#### [Dataset content]
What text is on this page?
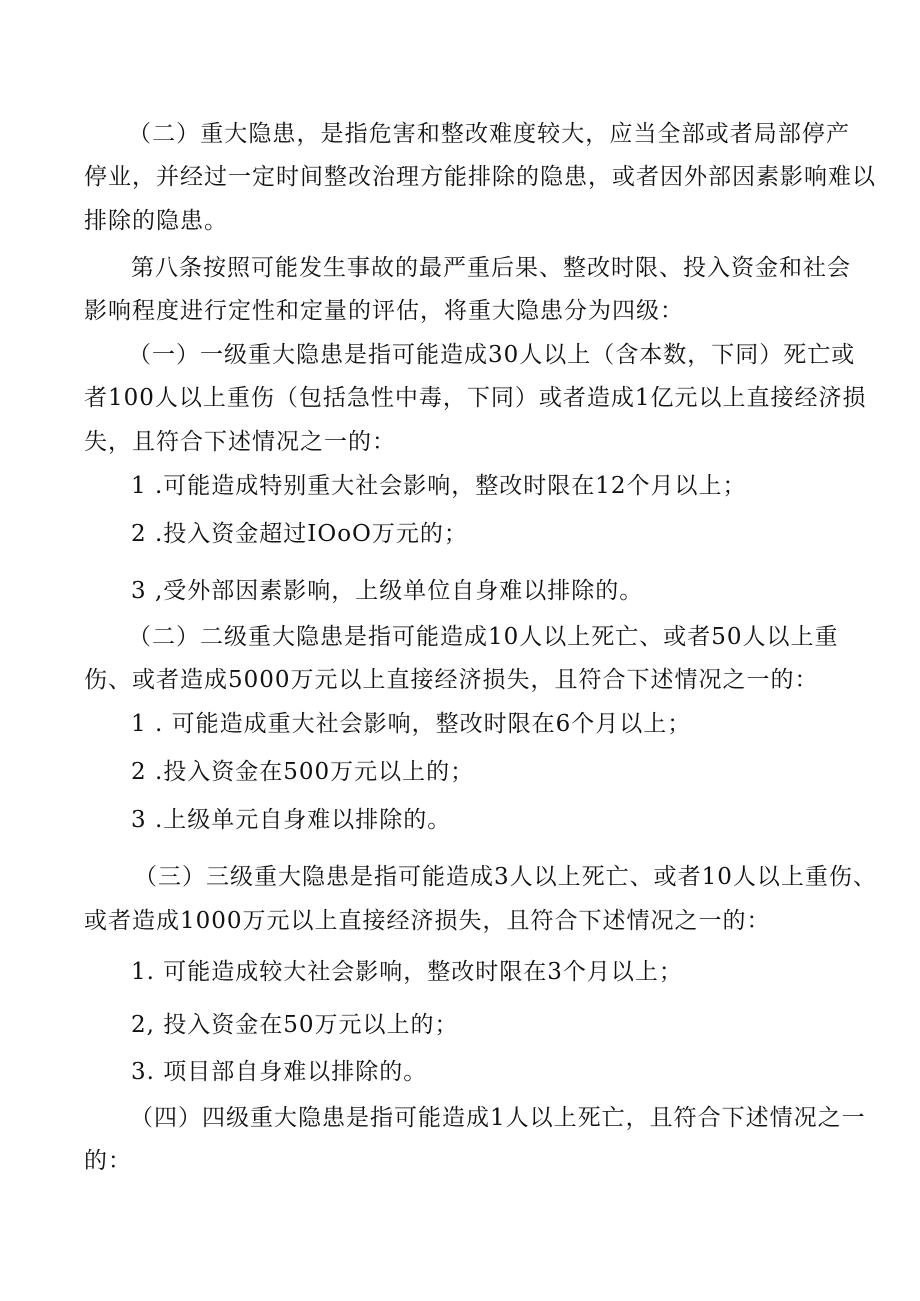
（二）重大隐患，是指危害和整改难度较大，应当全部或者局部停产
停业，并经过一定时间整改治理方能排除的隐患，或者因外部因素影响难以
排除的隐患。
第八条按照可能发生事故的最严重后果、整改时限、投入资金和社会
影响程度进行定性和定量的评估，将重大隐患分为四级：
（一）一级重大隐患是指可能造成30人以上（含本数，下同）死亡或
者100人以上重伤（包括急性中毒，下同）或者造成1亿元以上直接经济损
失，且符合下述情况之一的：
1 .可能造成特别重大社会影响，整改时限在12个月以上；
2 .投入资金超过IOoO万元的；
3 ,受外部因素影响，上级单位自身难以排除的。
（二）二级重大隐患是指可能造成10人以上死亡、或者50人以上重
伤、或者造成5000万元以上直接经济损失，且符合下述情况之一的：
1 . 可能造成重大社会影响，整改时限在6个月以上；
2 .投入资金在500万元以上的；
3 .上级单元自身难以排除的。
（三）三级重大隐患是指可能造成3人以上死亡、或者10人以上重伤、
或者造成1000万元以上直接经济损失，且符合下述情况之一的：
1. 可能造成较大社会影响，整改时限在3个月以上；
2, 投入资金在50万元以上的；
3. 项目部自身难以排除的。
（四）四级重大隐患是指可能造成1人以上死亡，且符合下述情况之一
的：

#### [What is needed]
Copy out each line of the material that holds the word "且符合下述情况之一的".

#### [Full response]
失，且符合下述情况之一的：
伤、或者造成5000万元以上直接经济损失，且符合下述情况之一的：
或者造成1000万元以上直接经济损失，且符合下述情况之一的：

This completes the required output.